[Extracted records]

▶

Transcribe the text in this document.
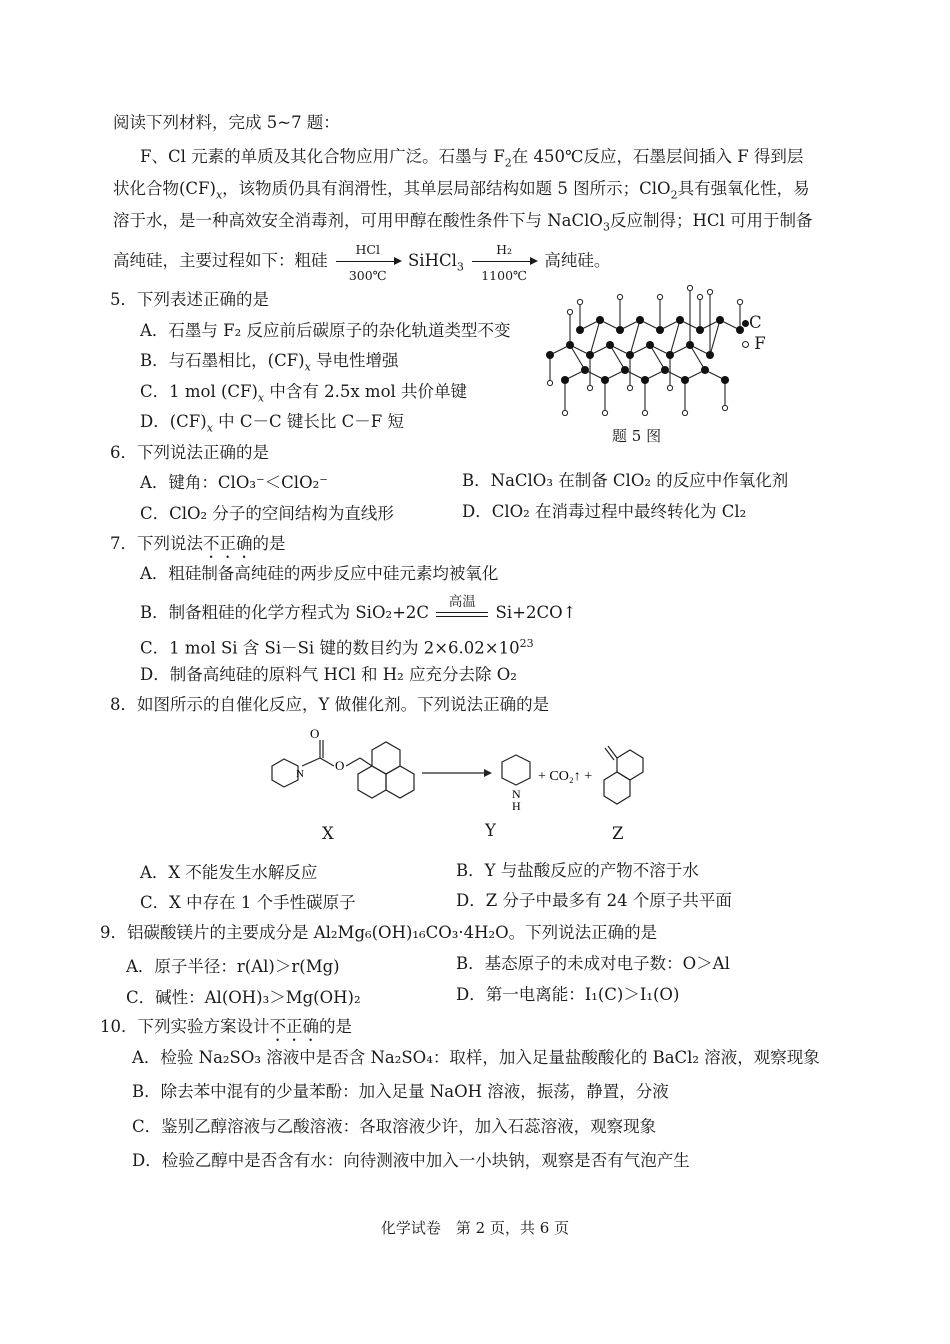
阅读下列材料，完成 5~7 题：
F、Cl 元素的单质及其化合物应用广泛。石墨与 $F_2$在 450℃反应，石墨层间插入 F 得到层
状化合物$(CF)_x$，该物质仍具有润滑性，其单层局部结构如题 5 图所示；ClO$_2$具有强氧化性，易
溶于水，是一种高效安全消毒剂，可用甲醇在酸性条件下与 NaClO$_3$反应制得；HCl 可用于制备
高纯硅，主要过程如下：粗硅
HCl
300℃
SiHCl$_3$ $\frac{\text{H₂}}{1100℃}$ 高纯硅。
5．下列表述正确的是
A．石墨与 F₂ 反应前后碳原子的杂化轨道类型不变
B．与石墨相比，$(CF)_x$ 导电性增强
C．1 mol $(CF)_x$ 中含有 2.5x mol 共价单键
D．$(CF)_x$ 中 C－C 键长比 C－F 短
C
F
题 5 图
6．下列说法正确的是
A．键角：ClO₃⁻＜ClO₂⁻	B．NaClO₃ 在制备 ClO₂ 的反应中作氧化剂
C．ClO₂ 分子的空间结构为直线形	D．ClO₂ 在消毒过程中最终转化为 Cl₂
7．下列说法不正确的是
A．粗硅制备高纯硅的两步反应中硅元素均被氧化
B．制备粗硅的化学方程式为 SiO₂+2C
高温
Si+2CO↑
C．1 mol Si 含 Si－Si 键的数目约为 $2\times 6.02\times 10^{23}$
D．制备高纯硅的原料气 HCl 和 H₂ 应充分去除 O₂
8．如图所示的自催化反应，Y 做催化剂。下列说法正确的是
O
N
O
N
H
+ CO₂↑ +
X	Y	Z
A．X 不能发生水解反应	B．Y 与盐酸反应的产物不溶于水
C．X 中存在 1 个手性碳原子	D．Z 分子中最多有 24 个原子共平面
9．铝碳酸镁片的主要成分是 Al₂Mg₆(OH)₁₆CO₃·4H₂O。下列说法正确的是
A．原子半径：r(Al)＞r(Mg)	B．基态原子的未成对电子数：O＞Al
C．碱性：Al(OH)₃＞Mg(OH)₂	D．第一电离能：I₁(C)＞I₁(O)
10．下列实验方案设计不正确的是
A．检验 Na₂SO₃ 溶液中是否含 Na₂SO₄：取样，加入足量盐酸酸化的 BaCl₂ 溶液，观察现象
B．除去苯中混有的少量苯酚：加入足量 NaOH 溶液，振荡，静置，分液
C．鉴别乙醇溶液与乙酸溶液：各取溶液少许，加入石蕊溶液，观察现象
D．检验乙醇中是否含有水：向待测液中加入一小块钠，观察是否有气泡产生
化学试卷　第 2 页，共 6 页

◀
▶

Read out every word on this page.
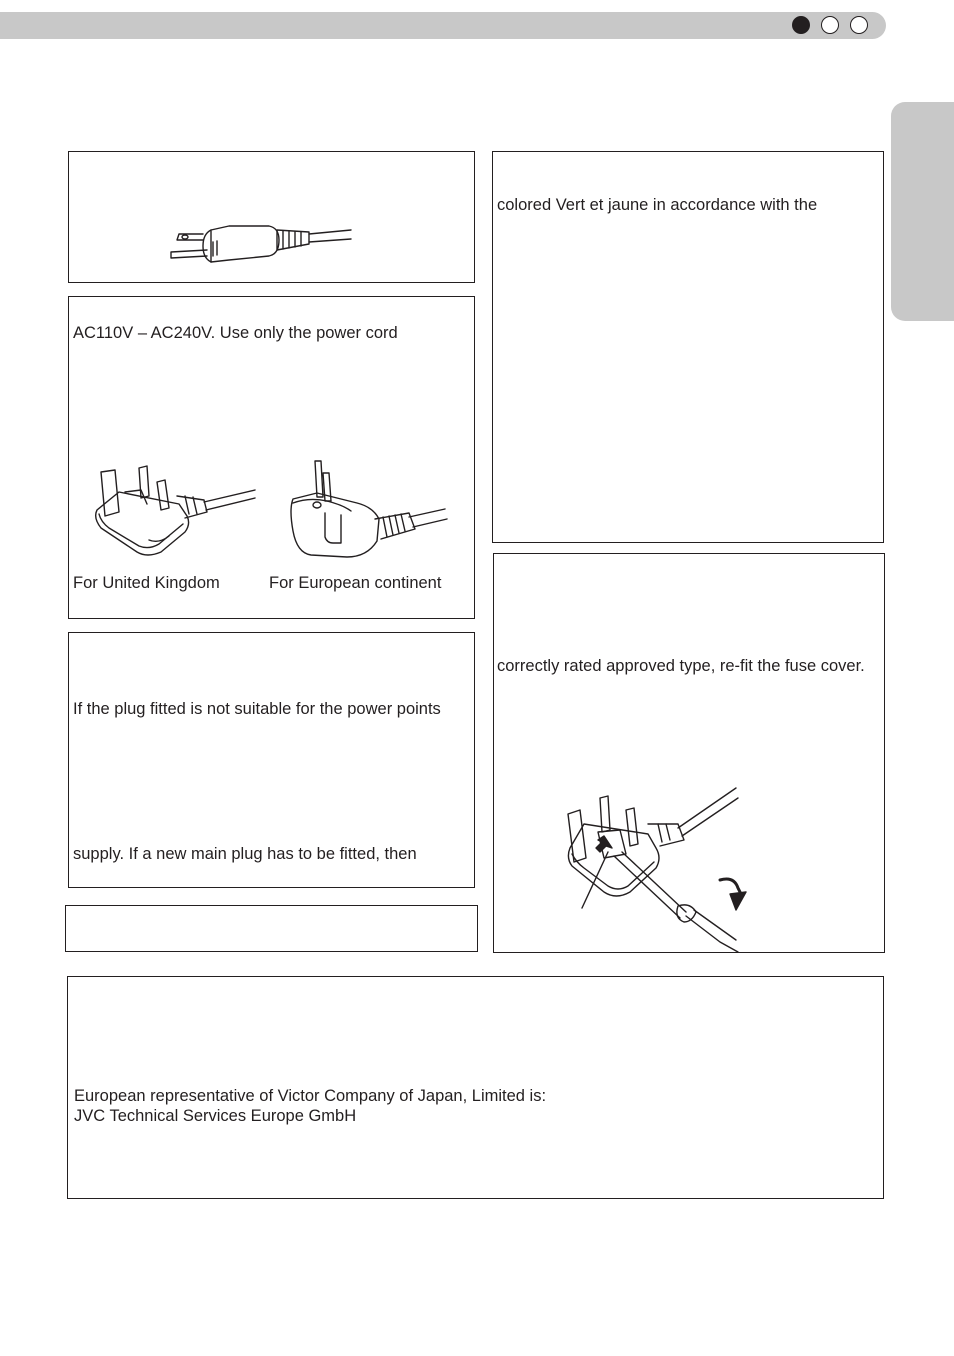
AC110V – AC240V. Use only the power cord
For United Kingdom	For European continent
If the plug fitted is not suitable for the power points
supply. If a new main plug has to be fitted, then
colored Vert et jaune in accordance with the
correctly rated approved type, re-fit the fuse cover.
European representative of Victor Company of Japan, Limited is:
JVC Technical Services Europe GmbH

◀

=== Short task ===
Look through the records and gather every line containing "text".

=== Correct result ===
Transcribe the text in this document.
SiHCl$_3$ $\frac{\text{H₂}}{1100℃}$ 高纯硅。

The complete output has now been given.